◆ Data to use:
↓↓↓
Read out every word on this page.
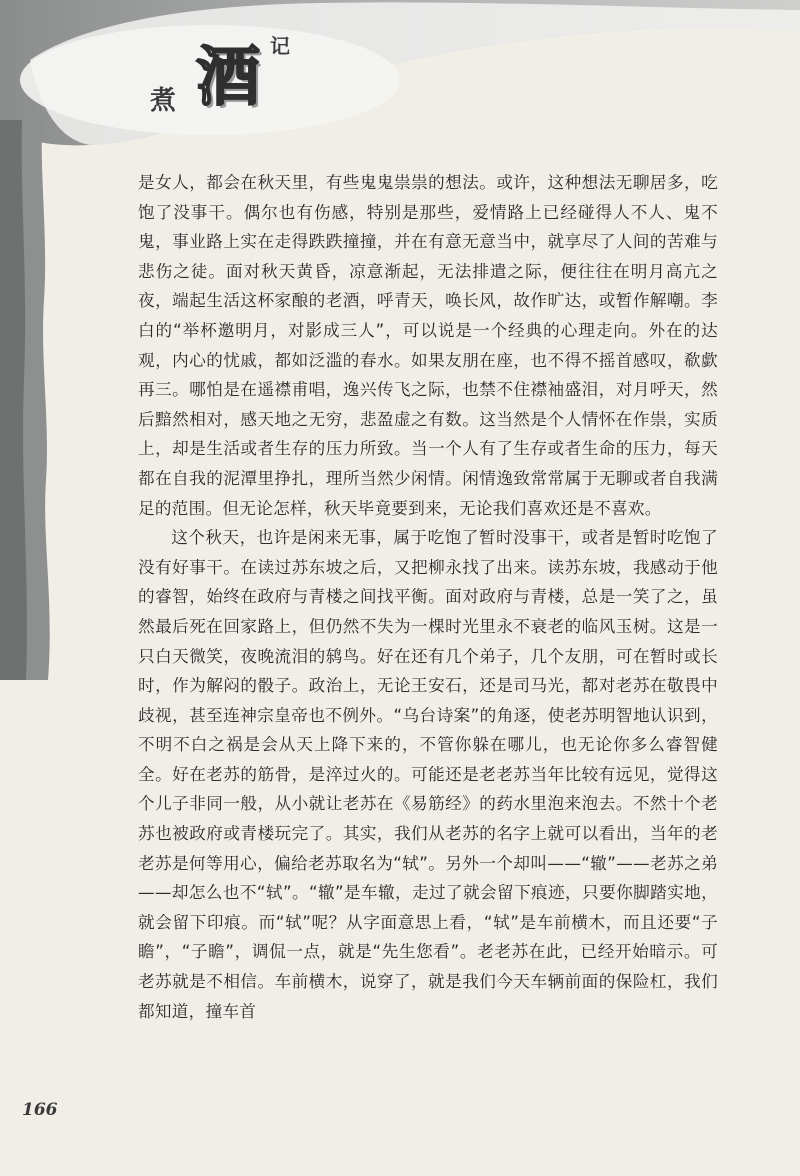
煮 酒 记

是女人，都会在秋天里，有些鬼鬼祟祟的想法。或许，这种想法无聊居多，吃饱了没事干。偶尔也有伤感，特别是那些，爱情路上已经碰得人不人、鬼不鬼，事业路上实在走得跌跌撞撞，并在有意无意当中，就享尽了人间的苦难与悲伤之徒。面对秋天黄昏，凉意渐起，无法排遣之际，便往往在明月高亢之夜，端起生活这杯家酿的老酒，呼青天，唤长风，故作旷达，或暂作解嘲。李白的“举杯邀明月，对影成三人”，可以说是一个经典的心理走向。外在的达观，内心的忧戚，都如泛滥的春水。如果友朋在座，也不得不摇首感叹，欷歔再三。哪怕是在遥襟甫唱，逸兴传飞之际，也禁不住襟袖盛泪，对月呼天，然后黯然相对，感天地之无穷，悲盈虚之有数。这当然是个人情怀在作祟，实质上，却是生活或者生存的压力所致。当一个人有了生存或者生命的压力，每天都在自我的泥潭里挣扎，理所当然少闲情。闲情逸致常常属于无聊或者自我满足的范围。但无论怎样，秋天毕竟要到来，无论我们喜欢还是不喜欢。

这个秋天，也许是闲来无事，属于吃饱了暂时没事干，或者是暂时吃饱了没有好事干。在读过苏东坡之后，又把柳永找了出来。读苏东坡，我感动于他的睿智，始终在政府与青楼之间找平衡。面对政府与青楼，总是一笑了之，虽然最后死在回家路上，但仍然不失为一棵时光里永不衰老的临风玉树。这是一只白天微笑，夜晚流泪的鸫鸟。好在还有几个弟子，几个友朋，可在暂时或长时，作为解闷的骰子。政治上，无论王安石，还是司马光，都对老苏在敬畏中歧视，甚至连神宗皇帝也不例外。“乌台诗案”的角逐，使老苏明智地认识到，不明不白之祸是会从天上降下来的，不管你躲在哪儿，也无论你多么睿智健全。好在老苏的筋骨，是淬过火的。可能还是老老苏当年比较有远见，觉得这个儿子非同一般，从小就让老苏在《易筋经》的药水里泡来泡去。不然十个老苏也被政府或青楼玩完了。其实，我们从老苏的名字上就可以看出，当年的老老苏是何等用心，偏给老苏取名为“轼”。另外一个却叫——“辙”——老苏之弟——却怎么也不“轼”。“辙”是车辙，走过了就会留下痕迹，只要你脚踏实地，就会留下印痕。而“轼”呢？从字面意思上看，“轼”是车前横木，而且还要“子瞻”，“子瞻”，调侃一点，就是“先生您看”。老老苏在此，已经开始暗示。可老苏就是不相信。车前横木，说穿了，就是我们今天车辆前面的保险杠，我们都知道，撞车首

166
↑↑↑
◆ What the task asks: Leave out the pictures and give the listing above again exactly.

◆ Problem solution:
Read out every word on this page.
煮 酒 记

是女人，都会在秋天里，有些鬼鬼祟祟的想法。或许，这种想法无聊居多，吃饱了没事干。偶尔也有伤感，特别是那些，爱情路上已经碰得人不人、鬼不鬼，事业路上实在走得跌跌撞撞，并在有意无意当中，就享尽了人间的苦难与悲伤之徒。面对秋天黄昏，凉意渐起，无法排遣之际，便往往在明月高亢之夜，端起生活这杯家酿的老酒，呼青天，唤长风，故作旷达，或暂作解嘲。李白的“举杯邀明月，对影成三人”，可以说是一个经典的心理走向。外在的达观，内心的忧戚，都如泛滥的春水。如果友朋在座，也不得不摇首感叹，欷歔再三。哪怕是在遥襟甫唱，逸兴传飞之际，也禁不住襟袖盛泪，对月呼天，然后黯然相对，感天地之无穷，悲盈虚之有数。这当然是个人情怀在作祟，实质上，却是生活或者生存的压力所致。当一个人有了生存或者生命的压力，每天都在自我的泥潭里挣扎，理所当然少闲情。闲情逸致常常属于无聊或者自我满足的范围。但无论怎样，秋天毕竟要到来，无论我们喜欢还是不喜欢。

这个秋天，也许是闲来无事，属于吃饱了暂时没事干，或者是暂时吃饱了没有好事干。在读过苏东坡之后，又把柳永找了出来。读苏东坡，我感动于他的睿智，始终在政府与青楼之间找平衡。面对政府与青楼，总是一笑了之，虽然最后死在回家路上，但仍然不失为一棵时光里永不衰老的临风玉树。这是一只白天微笑，夜晚流泪的鸫鸟。好在还有几个弟子，几个友朋，可在暂时或长时，作为解闷的骰子。政治上，无论王安石，还是司马光，都对老苏在敬畏中歧视，甚至连神宗皇帝也不例外。“乌台诗案”的角逐，使老苏明智地认识到，不明不白之祸是会从天上降下来的，不管你躲在哪儿，也无论你多么睿智健全。好在老苏的筋骨，是淬过火的。可能还是老老苏当年比较有远见，觉得这个儿子非同一般，从小就让老苏在《易筋经》的药水里泡来泡去。不然十个老苏也被政府或青楼玩完了。其实，我们从老苏的名字上就可以看出，当年的老老苏是何等用心，偏给老苏取名为“轼”。另外一个却叫——“辙”——老苏之弟——却怎么也不“轼”。“辙”是车辙，走过了就会留下痕迹，只要你脚踏实地，就会留下印痕。而“轼”呢？从字面意思上看，“轼”是车前横木，而且还要“子瞻”，“子瞻”，调侃一点，就是“先生您看”。老老苏在此，已经开始暗示。可老苏就是不相信。车前横木，说穿了，就是我们今天车辆前面的保险杠，我们都知道，撞车首

166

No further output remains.